Stored data:

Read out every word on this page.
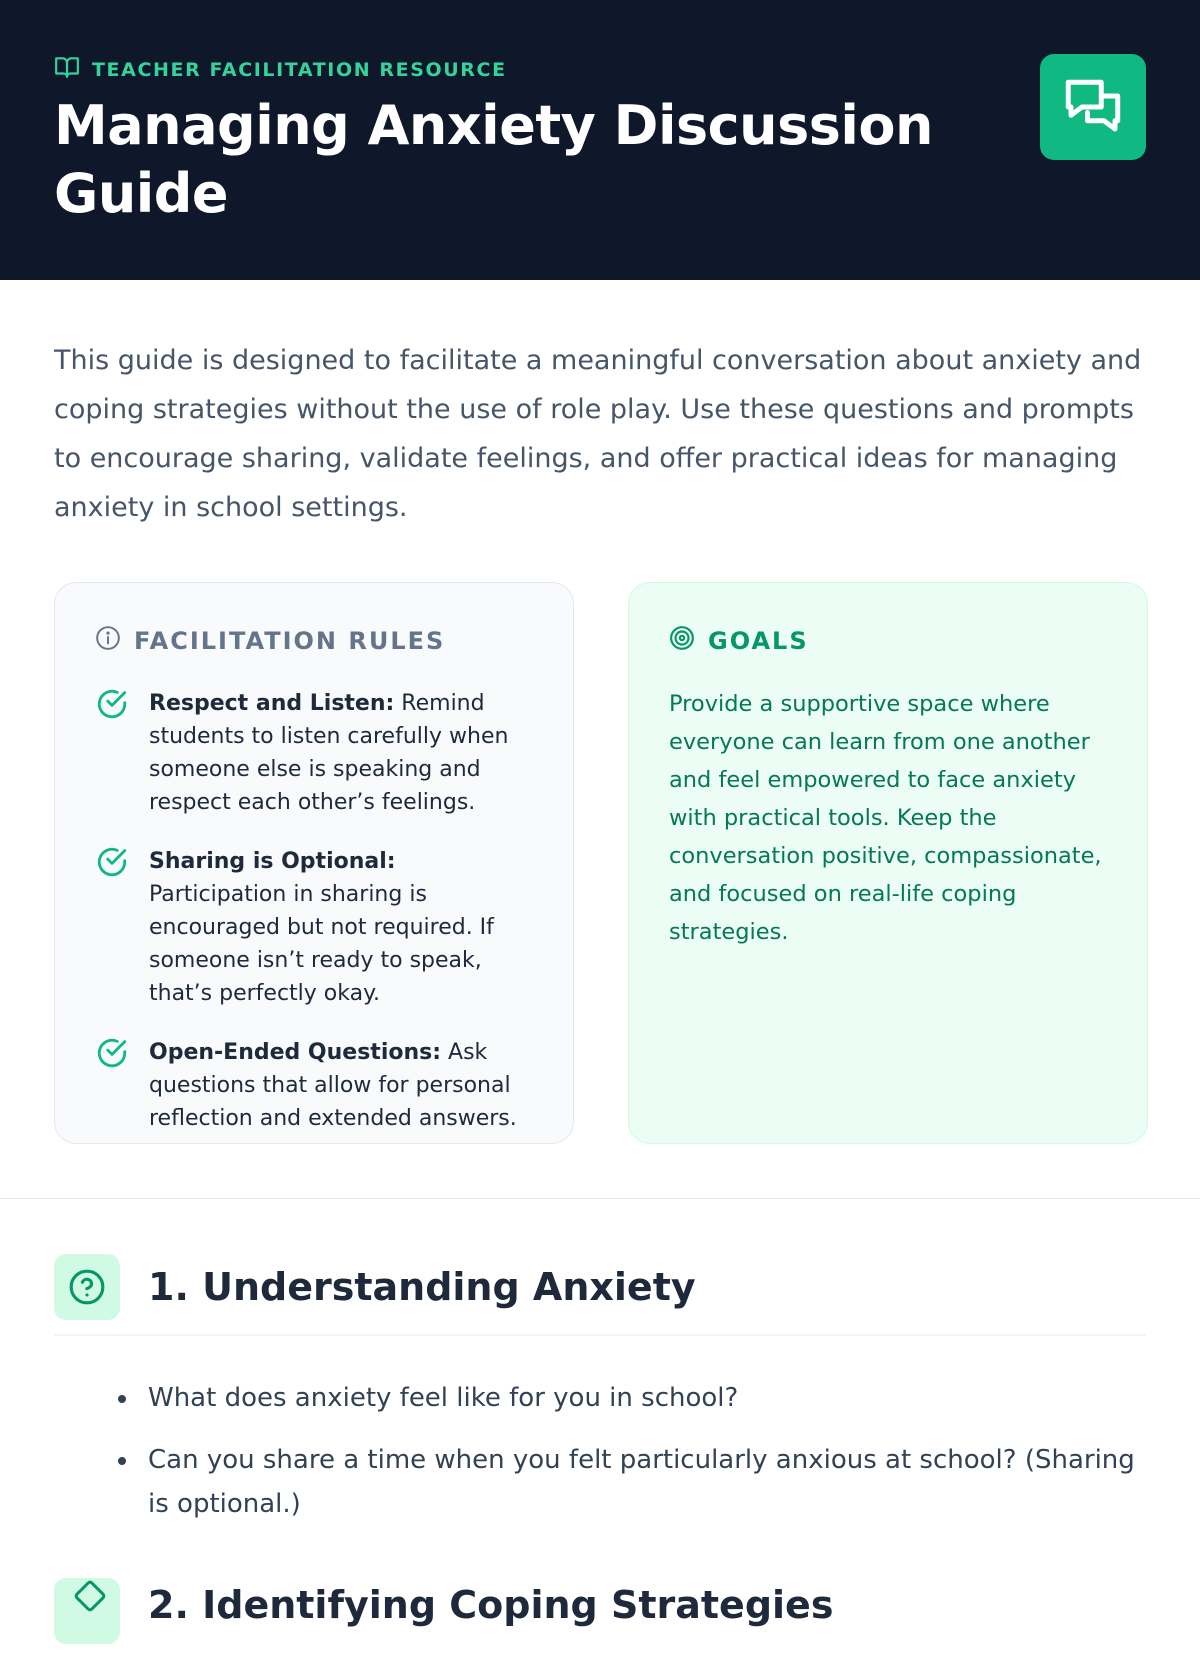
TEACHER FACILITATION RESOURCE
Managing Anxiety Discussion Guide

This guide is designed to facilitate a meaningful conversation about anxiety and coping strategies without the use of role play. Use these questions and prompts to encourage sharing, validate feelings, and offer practical ideas for managing anxiety in school settings.

FACILITATION RULES

Respect and Listen: Remind students to listen carefully when someone else is speaking and respect each other’s feelings.

Sharing is Optional: Participation in sharing is encouraged but not required. If someone isn’t ready to speak, that’s perfectly okay.

Open-Ended Questions: Ask questions that allow for personal reflection and extended answers.

GOALS

Provide a supportive space where everyone can learn from one another and feel empowered to face anxiety with practical tools. Keep the conversation positive, compassionate, and focused on real-life coping strategies.

1. Understanding Anxiety
What does anxiety feel like for you in school?
Can you share a time when you felt particularly anxious at school? (Sharing is optional.)
2. Identifying Coping Strategies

■ PROBLEM TO WORK ON:
Repeat the material above in full and exactly, omitting the pictures.

■ COMPLETED TASK:
Read out every word on this page.
TEACHER FACILITATION RESOURCE
Managing Anxiety Discussion Guide

This guide is designed to facilitate a meaningful conversation about anxiety and coping strategies without the use of role play. Use these questions and prompts to encourage sharing, validate feelings, and offer practical ideas for managing anxiety in school settings.

FACILITATION RULES

Respect and Listen: Remind students to listen carefully when someone else is speaking and respect each other’s feelings.

Sharing is Optional: Participation in sharing is encouraged but not required. If someone isn’t ready to speak, that’s perfectly okay.

Open-Ended Questions: Ask questions that allow for personal reflection and extended answers.

GOALS

Provide a supportive space where everyone can learn from one another and feel empowered to face anxiety with practical tools. Keep the conversation positive, compassionate, and focused on real-life coping strategies.

1. Understanding Anxiety
What does anxiety feel like for you in school?
Can you share a time when you felt particularly anxious at school? (Sharing is optional.)
2. Identifying Coping Strategies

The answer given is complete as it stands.